*WHAT YOU WILL DO:* Repeat the lines of the items below verbatim, starting with the line containing "slice-label: Practicing out-of-state" and going on through the line containing "List all visible components with their bboxes. Use [x0,y0,x1,y1]".
### SUPPLIED RECORDS
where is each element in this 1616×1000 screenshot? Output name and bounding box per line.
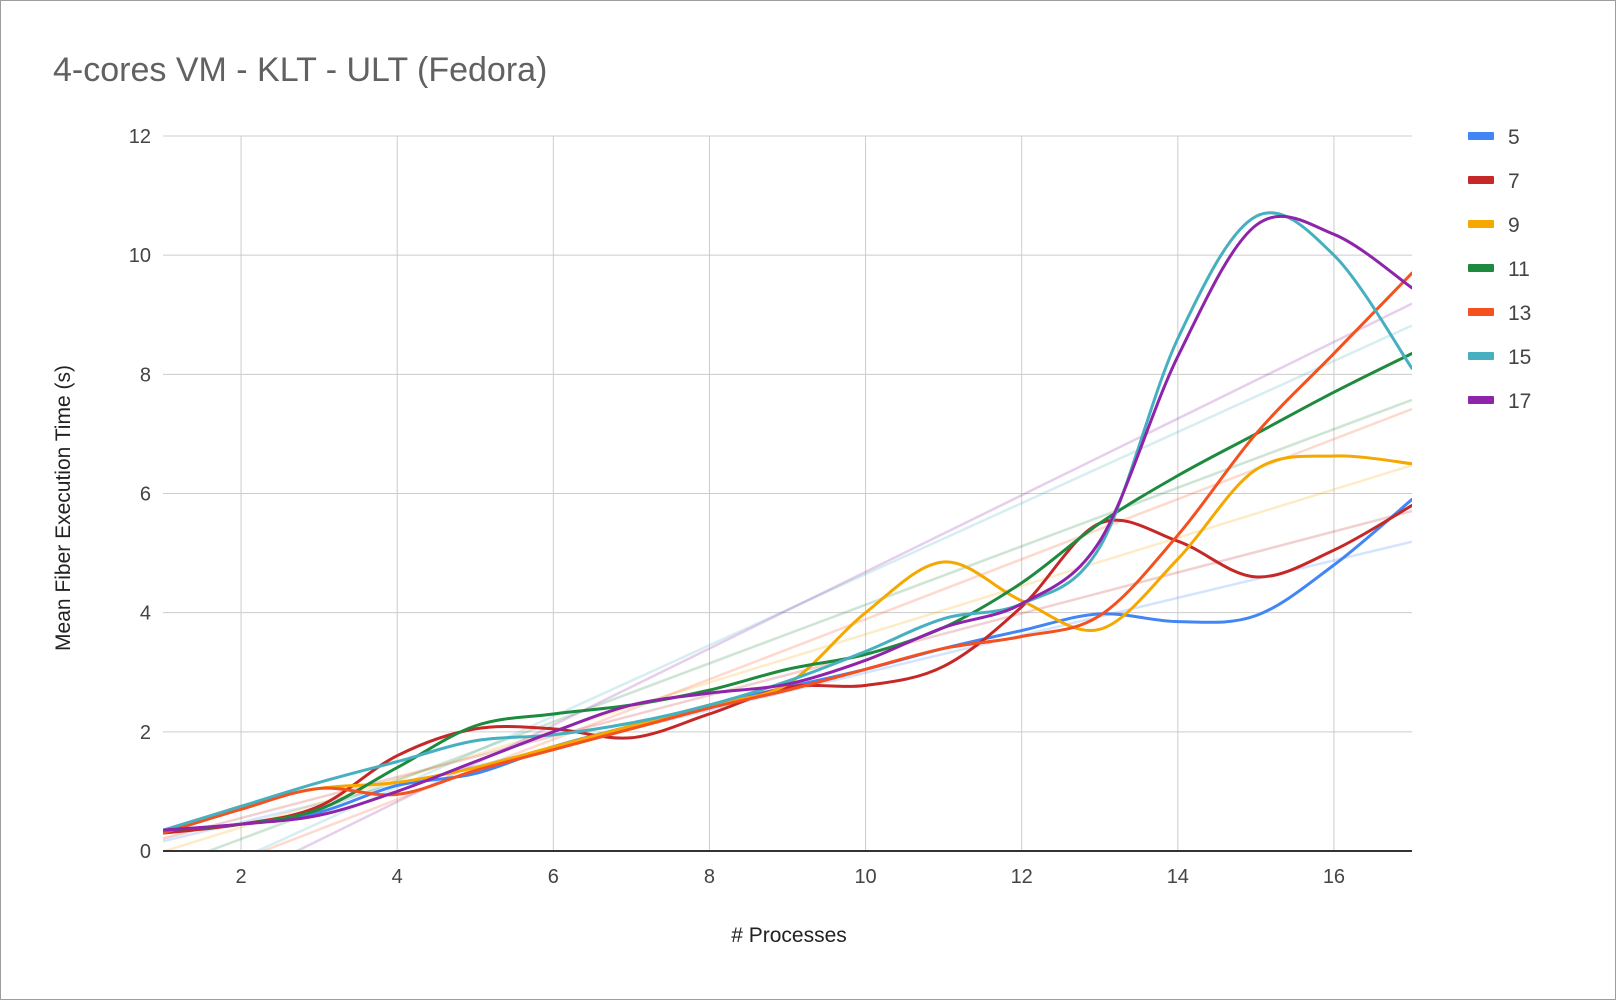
x-axis-title: # Processes [731, 924, 847, 947]
legend-label-9: 9 [1508, 214, 1520, 237]
x-tick-label: 4 [392, 866, 403, 888]
x-tick-label: 6 [548, 866, 559, 888]
x-tick-label: 10 [854, 866, 876, 888]
x-tick-label: 8 [704, 866, 715, 888]
legend-label-11: 11 [1508, 258, 1530, 281]
legend-swatch-9 [1468, 220, 1494, 228]
legend-label-17: 17 [1508, 390, 1531, 413]
x-tick-label: 12 [1011, 866, 1033, 888]
legend-label-7: 7 [1508, 170, 1520, 193]
series-line-9 [163, 454, 1412, 835]
trendline-17 [294, 302, 1412, 851]
trendline-11 [205, 398, 1412, 851]
legend-label-13: 13 [1508, 302, 1531, 325]
series-layer [163, 211, 1412, 835]
series-line-5 [163, 497, 1412, 832]
legend-swatch-5 [1468, 132, 1494, 140]
axis-layer: 0 2 4 6 8 10 12 2 4 6 8 10 12 14 16 [129, 126, 1412, 888]
y-tick-label: 12 [129, 126, 151, 148]
y-tick-label: 2 [140, 722, 151, 744]
series-line-7 [163, 503, 1412, 835]
x-tick-label: 14 [1167, 866, 1189, 888]
series-line-17 [163, 214, 1412, 832]
legend-swatch-15 [1468, 352, 1494, 360]
y-tick-label: 10 [129, 245, 151, 267]
y-tick-label: 4 [140, 603, 151, 625]
legend-swatch-13 [1468, 308, 1494, 316]
legend: 5 7 9 11 13 15 17 [1468, 126, 1531, 413]
y-axis-title: Mean Fiber Execution Time (s) [52, 365, 75, 651]
series-line-15 [163, 211, 1412, 832]
legend-swatch-11 [1468, 264, 1494, 272]
grid-layer [163, 135, 1412, 852]
x-tick-label: 16 [1323, 866, 1345, 888]
legend-label-5: 5 [1508, 126, 1520, 149]
trendline-13 [259, 407, 1412, 851]
series-line-13 [163, 271, 1412, 835]
x-tick-label: 2 [236, 866, 247, 888]
y-tick-label: 6 [140, 484, 151, 506]
legend-label-15: 15 [1508, 346, 1531, 369]
series-line-11 [163, 351, 1412, 832]
y-tick-label: 0 [140, 841, 151, 863]
legend-swatch-17 [1468, 396, 1494, 404]
legend-swatch-7 [1468, 176, 1494, 184]
chart-title: 4-cores VM - KLT - ULT (Fedora) [53, 51, 548, 89]
y-tick-label: 8 [140, 364, 151, 386]
trendline-layer [163, 302, 1412, 851]
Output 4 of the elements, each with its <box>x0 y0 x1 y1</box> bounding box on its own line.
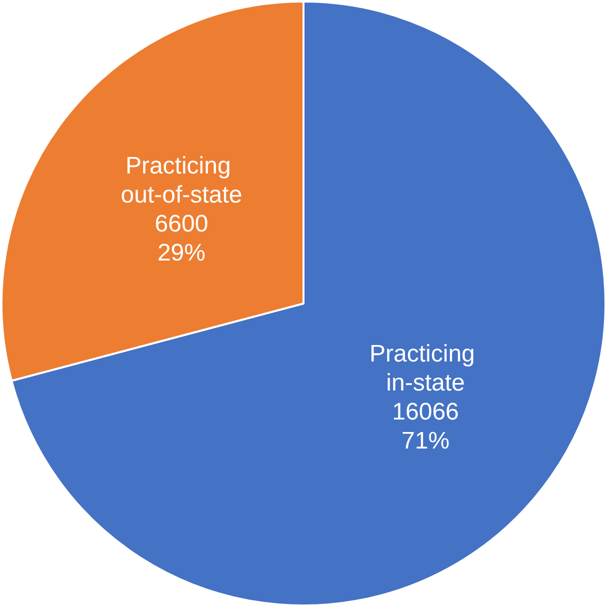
slice-label: Practicing out-of-state <box>120 152 242 209</box>
slice-label: Practicing in-state <box>370 340 482 396</box>
data-label: 6600 29% <box>154 210 208 267</box>
data-label: 16066 71% <box>392 398 459 454</box>
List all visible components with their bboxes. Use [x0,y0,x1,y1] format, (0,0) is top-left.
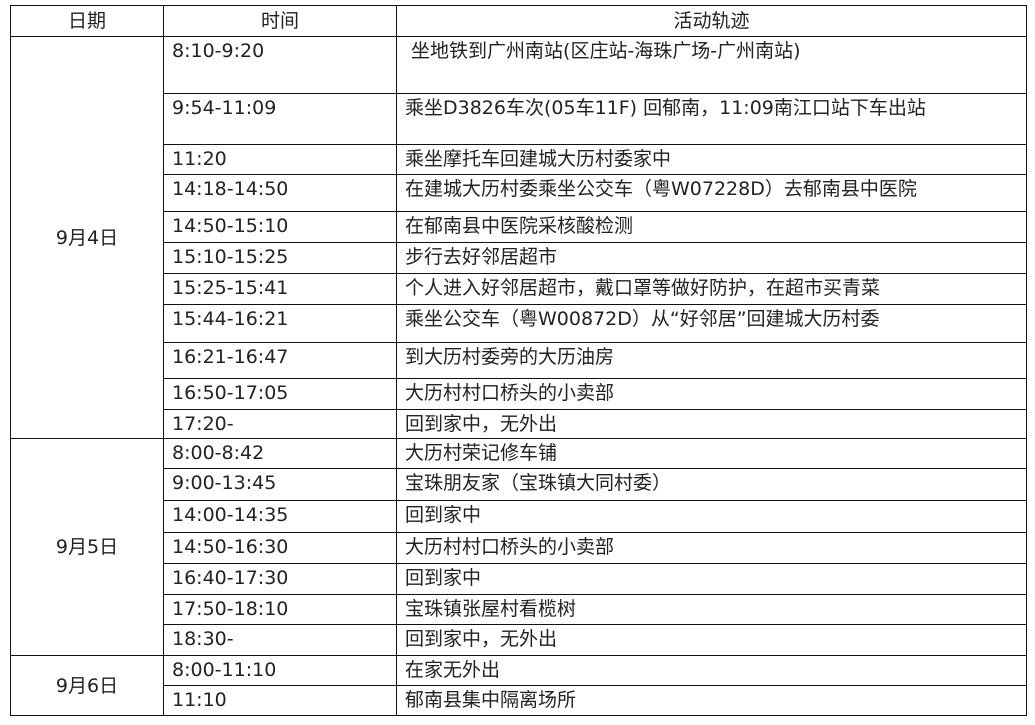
activity-cell: 个人进入好邻居超市，戴口罩等做好防护，在超市买青菜 [396,273,1027,305]
table-row: 9月6日 8:00-11:10 在家无外出 [10,655,1027,716]
time-cell: 17:20- [163,409,397,439]
time-cell: 15:10-15:25 [163,242,397,274]
time-cell: 11:10 [163,685,397,716]
time-cell: 9:00-13:45 [163,468,397,501]
table-row: 14:50-16:30 大历村村口桥头的小卖部 [11,532,1027,564]
time-cell: 14:50-15:10 [163,211,397,243]
time-cell: 14:18-14:50 [163,174,397,212]
time-cell: 8:00-8:42 [163,438,397,469]
table-row: 16:40-17:30 回到家中 [11,563,1027,595]
activity-cell: 郁南县集中隔离场所 [396,685,1027,716]
time-cell: 15:44-16:21 [163,304,397,343]
activity-cell: 大历村村口桥头的小卖部 [396,532,1027,564]
header-time: 时间 [163,5,397,37]
activity-cell: 回到家中，无外出 [396,624,1027,656]
activity-cell: 宝珠镇张屋村看榄树 [396,594,1027,625]
time-cell: 18:30- [163,624,397,656]
header-row: 日期 时间 活动轨迹 [10,5,1027,37]
time-cell: 8:10-9:20 [163,36,397,94]
header-activity: 活动轨迹 [396,5,1027,37]
table-row: 17:50-18:10 宝珠镇张屋村看榄树 [11,594,1027,625]
time-cell: 11:20 [163,144,397,175]
table-row: 15:25-15:41 个人进入好邻居超市，戴口罩等做好防护，在超市买青菜 [11,273,1027,305]
table-row: 17:20- 回到家中，无外出 [11,409,1027,439]
table-row: 11:10 郁南县集中隔离场所 [11,685,1027,716]
table-row: 15:44-16:21 乘坐公交车（粤W00872D）从“好邻居”回建城大历村委 [11,304,1027,343]
date-cell: 9月5日 [10,438,164,656]
activity-cell: 在家无外出 [396,655,1027,686]
table-row: 9:00-13:45 宝珠朋友家（宝珠镇大同村委） [11,468,1027,501]
table-row: 15:10-15:25 步行去好邻居超市 [11,242,1027,274]
activity-cell: 坐地铁到广州南站(区庄站-海珠广场-广州南站) [396,36,1027,94]
table-row: 9月4日 8:10-9:20 坐地铁到广州南站(区庄站-海珠广场-广州南站) [10,36,1027,439]
activity-cell: 乘坐公交车（粤W00872D）从“好邻居”回建城大历村委 [396,304,1027,343]
time-cell: 16:50-17:05 [163,378,397,410]
table-row: 9月5日 8:00-8:42 大历村荣记修车铺 [10,438,1027,656]
table-row: 18:30- 回到家中，无外出 [11,624,1027,656]
table-row: 14:00-14:35 回到家中 [11,500,1027,533]
table-row: 16:21-16:47 到大历村委旁的大历油房 [11,342,1027,379]
time-cell: 17:50-18:10 [163,594,397,625]
date-cell: 9月4日 [10,36,164,439]
time-cell: 16:40-17:30 [163,563,397,595]
activity-cell: 乘坐D3826车次(05车11F) 回郁南，11:09南江口站下车出站 [396,93,1027,145]
time-cell: 8:00-11:10 [163,655,397,686]
activity-cell: 回到家中，无外出 [396,409,1027,439]
table-row: 9:54-11:09 乘坐D3826车次(05车11F) 回郁南，11:09南江口… [11,93,1027,145]
time-cell: 16:21-16:47 [163,342,397,379]
activity-cell: 到大历村委旁的大历油房 [396,342,1027,379]
time-cell: 9:54-11:09 [163,93,397,145]
table-row: 14:50-15:10 在郁南县中医院采核酸检测 [11,211,1027,243]
activity-cell: 在郁南县中医院采核酸检测 [396,211,1027,243]
activity-cell: 回到家中 [396,563,1027,595]
time-cell: 14:00-14:35 [163,500,397,533]
activity-cell: 乘坐摩托车回建城大历村委家中 [396,144,1027,175]
table-row: 16:50-17:05 大历村村口桥头的小卖部 [11,378,1027,410]
time-cell: 15:25-15:41 [163,273,397,305]
time-cell: 14:50-16:30 [163,532,397,564]
date-cell: 9月6日 [10,655,164,716]
activity-cell: 宝珠朋友家（宝珠镇大同村委） [396,468,1027,501]
itinerary-table: 日期 时间 活动轨迹 9月4日 8:10-9:20 坐地铁到广州南站(区庄站-海珠… [10,5,1027,716]
activity-cell: 大历村荣记修车铺 [396,438,1027,469]
activity-cell: 大历村村口桥头的小卖部 [396,378,1027,410]
activity-cell: 在建城大历村委乘坐公交车（粤W07228D）去郁南县中医院 [396,174,1027,212]
table-row: 14:18-14:50 在建城大历村委乘坐公交车（粤W07228D）去郁南县中医院 [11,174,1027,212]
activity-cell: 步行去好邻居超市 [396,242,1027,274]
activity-cell: 回到家中 [396,500,1027,533]
header-date: 日期 [10,5,164,37]
table-row: 11:20 乘坐摩托车回建城大历村委家中 [11,144,1027,175]
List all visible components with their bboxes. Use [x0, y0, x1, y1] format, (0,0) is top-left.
######
*TASK RESPONSE:*
slice-label: Practicing out-of-state <box>120 152 242 209</box>
slice-label: Practicing in-state <box>370 340 482 396</box>
data-label: 6600 29% <box>154 210 208 267</box>
data-label: 16066 71% <box>392 398 459 454</box>
List all visible components with their bboxes. Use [x0,y0,x1,y1] format, (0,0) is top-left.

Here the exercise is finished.